---- Data records

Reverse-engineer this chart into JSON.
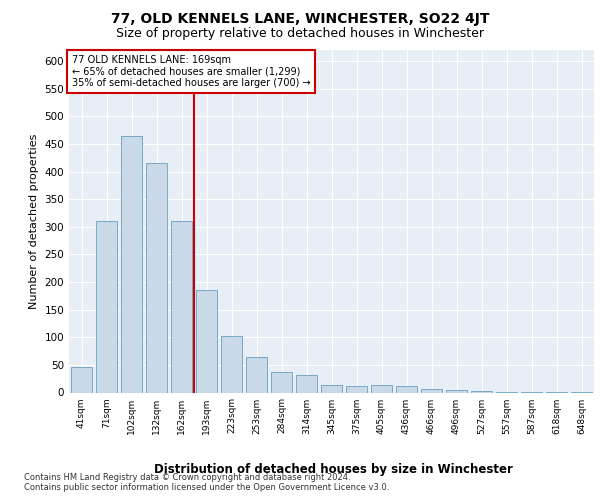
{
  "title": "77, OLD KENNELS LANE, WINCHESTER, SO22 4JT",
  "subtitle": "Size of property relative to detached houses in Winchester",
  "xlabel": "Distribution of detached houses by size in Winchester",
  "ylabel": "Number of detached properties",
  "categories": [
    "41sqm",
    "71sqm",
    "102sqm",
    "132sqm",
    "162sqm",
    "193sqm",
    "223sqm",
    "253sqm",
    "284sqm",
    "314sqm",
    "345sqm",
    "375sqm",
    "405sqm",
    "436sqm",
    "466sqm",
    "496sqm",
    "527sqm",
    "557sqm",
    "587sqm",
    "618sqm",
    "648sqm"
  ],
  "values": [
    47,
    310,
    465,
    415,
    310,
    185,
    103,
    65,
    38,
    31,
    13,
    11,
    13,
    12,
    7,
    5,
    3,
    1,
    1,
    1,
    1
  ],
  "bar_color": "#c9d9e8",
  "bar_edge_color": "#6a9fc0",
  "vline_x": 4.5,
  "vline_color": "#cc0000",
  "annotation_text": "77 OLD KENNELS LANE: 169sqm\n← 65% of detached houses are smaller (1,299)\n35% of semi-detached houses are larger (700) →",
  "annotation_box_color": "#cc0000",
  "ylim": [
    0,
    620
  ],
  "yticks": [
    0,
    50,
    100,
    150,
    200,
    250,
    300,
    350,
    400,
    450,
    500,
    550,
    600
  ],
  "background_color": "#e8eef5",
  "footer": "Contains HM Land Registry data © Crown copyright and database right 2024.\nContains public sector information licensed under the Open Government Licence v3.0.",
  "title_fontsize": 10,
  "subtitle_fontsize": 9,
  "xlabel_fontsize": 8.5,
  "ylabel_fontsize": 8
}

--------

▸ **Requirement**: Output the data above without changes, apart from leaving out the pictures.

▸ **Reply**:
Reverse-engineer this chart into JSON.
{
  "title": "77, OLD KENNELS LANE, WINCHESTER, SO22 4JT",
  "subtitle": "Size of property relative to detached houses in Winchester",
  "xlabel": "Distribution of detached houses by size in Winchester",
  "ylabel": "Number of detached properties",
  "categories": [
    "41sqm",
    "71sqm",
    "102sqm",
    "132sqm",
    "162sqm",
    "193sqm",
    "223sqm",
    "253sqm",
    "284sqm",
    "314sqm",
    "345sqm",
    "375sqm",
    "405sqm",
    "436sqm",
    "466sqm",
    "496sqm",
    "527sqm",
    "557sqm",
    "587sqm",
    "618sqm",
    "648sqm"
  ],
  "values": [
    47,
    310,
    465,
    415,
    310,
    185,
    103,
    65,
    38,
    31,
    13,
    11,
    13,
    12,
    7,
    5,
    3,
    1,
    1,
    1,
    1
  ],
  "bar_color": "#c9d9e8",
  "bar_edge_color": "#6a9fc0",
  "vline_x": 4.5,
  "vline_color": "#cc0000",
  "annotation_text": "77 OLD KENNELS LANE: 169sqm\n← 65% of detached houses are smaller (1,299)\n35% of semi-detached houses are larger (700) →",
  "annotation_box_color": "#cc0000",
  "ylim": [
    0,
    620
  ],
  "yticks": [
    0,
    50,
    100,
    150,
    200,
    250,
    300,
    350,
    400,
    450,
    500,
    550,
    600
  ],
  "background_color": "#e8eef5",
  "footer": "Contains HM Land Registry data © Crown copyright and database right 2024.\nContains public sector information licensed under the Open Government Licence v3.0.",
  "title_fontsize": 10,
  "subtitle_fontsize": 9,
  "xlabel_fontsize": 8.5,
  "ylabel_fontsize": 8
}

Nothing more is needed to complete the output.